# REQUEST
Look through the data below. Pick out the lines holding the string "name".

Records from a collection:
..........

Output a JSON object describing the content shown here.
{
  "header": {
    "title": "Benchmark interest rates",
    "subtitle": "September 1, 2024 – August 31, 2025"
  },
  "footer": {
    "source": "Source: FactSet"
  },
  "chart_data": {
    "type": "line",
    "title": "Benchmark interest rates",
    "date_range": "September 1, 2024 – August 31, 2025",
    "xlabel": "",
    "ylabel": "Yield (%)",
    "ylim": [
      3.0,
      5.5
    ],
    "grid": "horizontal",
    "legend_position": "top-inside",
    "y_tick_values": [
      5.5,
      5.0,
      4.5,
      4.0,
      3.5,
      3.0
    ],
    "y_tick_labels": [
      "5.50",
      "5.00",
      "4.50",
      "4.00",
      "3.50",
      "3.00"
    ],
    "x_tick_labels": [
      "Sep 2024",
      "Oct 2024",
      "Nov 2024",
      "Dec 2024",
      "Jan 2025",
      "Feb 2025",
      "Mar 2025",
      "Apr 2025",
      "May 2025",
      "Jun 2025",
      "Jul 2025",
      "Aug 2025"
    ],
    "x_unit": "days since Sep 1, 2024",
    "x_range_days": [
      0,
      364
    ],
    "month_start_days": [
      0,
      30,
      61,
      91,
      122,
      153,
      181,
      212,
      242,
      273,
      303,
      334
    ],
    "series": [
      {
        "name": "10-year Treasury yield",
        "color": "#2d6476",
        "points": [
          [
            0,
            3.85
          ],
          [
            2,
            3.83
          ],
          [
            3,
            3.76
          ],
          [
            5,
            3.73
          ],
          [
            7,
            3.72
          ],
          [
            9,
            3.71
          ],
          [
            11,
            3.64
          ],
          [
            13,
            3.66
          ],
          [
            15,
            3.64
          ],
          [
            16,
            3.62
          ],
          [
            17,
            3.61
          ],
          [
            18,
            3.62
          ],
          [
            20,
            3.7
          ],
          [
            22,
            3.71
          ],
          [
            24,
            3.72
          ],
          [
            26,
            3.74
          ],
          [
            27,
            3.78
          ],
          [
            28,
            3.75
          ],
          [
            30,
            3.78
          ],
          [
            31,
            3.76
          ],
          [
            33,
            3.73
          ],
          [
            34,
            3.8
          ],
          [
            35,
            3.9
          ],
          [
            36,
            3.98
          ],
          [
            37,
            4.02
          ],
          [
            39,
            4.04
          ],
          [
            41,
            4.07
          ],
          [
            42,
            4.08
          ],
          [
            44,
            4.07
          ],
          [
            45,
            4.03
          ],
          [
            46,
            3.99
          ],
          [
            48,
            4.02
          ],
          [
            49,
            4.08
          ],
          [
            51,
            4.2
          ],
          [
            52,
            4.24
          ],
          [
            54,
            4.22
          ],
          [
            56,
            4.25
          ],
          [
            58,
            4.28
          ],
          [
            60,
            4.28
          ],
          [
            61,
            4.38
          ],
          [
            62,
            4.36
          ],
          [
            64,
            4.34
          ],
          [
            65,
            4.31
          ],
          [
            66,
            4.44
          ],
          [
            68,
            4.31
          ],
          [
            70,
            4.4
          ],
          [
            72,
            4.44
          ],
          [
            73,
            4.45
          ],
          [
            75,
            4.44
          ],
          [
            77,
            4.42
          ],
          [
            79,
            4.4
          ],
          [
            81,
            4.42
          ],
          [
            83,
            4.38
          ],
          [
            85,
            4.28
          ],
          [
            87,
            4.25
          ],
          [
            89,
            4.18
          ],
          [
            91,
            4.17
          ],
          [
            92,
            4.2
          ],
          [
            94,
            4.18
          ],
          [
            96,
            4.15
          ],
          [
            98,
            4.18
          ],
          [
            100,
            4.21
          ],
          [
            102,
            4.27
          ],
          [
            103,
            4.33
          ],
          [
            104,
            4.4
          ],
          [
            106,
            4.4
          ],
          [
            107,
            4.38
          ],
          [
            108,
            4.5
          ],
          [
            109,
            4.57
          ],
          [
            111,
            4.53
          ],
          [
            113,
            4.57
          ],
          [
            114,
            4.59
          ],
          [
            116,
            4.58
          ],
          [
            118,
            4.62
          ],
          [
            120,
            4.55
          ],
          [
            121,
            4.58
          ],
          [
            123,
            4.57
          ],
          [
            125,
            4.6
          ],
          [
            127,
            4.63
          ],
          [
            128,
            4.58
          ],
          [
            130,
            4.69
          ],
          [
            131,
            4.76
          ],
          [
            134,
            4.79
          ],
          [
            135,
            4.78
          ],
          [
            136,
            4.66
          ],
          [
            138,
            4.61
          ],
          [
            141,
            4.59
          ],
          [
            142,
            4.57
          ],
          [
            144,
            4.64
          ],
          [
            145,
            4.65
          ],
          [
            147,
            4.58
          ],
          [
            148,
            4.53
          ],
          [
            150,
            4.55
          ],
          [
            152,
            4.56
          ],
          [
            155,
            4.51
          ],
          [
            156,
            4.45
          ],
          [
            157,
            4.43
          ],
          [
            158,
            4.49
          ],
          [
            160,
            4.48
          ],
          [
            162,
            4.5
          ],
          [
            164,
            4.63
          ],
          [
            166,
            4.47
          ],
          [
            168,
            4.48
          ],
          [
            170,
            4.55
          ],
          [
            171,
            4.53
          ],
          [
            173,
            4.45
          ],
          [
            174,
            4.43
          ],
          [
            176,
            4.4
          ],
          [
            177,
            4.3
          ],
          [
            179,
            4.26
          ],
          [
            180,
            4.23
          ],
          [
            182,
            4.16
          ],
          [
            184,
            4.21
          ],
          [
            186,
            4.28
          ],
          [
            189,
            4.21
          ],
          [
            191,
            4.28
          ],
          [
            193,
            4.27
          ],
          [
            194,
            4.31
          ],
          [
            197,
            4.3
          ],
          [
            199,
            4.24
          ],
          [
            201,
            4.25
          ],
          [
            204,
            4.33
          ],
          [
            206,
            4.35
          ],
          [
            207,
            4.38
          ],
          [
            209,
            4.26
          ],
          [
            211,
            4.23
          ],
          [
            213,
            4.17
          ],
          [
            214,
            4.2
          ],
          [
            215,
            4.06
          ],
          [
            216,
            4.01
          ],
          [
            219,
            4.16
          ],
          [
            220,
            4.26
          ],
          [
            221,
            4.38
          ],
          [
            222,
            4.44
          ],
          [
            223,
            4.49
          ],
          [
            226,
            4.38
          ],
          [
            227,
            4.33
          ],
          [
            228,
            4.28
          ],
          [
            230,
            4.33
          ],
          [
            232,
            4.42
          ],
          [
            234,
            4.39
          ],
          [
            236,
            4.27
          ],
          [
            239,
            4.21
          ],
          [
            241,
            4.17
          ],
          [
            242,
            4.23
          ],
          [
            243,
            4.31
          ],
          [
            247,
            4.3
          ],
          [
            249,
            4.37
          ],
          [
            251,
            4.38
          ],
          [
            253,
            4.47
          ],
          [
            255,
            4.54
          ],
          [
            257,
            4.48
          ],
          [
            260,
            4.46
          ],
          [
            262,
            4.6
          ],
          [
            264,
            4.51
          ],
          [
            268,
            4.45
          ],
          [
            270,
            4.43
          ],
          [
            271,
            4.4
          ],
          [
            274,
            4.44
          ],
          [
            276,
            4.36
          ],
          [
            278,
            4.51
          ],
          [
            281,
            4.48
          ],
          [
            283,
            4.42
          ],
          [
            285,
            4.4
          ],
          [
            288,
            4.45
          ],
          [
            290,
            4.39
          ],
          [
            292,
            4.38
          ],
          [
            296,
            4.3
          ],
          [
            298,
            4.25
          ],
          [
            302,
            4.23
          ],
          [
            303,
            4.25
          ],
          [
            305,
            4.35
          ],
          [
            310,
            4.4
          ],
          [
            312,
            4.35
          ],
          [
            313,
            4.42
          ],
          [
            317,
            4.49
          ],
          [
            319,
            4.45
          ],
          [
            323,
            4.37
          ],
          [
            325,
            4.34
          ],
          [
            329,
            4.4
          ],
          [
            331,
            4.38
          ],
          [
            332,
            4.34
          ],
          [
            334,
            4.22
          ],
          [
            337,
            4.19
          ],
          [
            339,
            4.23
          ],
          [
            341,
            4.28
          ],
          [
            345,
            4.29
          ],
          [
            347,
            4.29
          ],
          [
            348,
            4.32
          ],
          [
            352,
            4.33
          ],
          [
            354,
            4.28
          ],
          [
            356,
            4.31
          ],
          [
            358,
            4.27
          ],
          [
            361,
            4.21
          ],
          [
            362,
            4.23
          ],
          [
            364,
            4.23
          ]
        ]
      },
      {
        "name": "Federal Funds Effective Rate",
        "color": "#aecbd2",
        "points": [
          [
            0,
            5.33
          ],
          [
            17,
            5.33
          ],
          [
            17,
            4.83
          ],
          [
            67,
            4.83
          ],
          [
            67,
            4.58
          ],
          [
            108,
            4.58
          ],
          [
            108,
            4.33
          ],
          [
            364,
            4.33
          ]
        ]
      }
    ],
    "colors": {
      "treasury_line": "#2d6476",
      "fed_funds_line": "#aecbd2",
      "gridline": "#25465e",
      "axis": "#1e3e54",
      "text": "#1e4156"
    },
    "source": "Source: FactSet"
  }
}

..........

# EXERCISE OUTPUT
        "name": "10-year Treasury yield",
        "name": "Federal Funds Effective Rate",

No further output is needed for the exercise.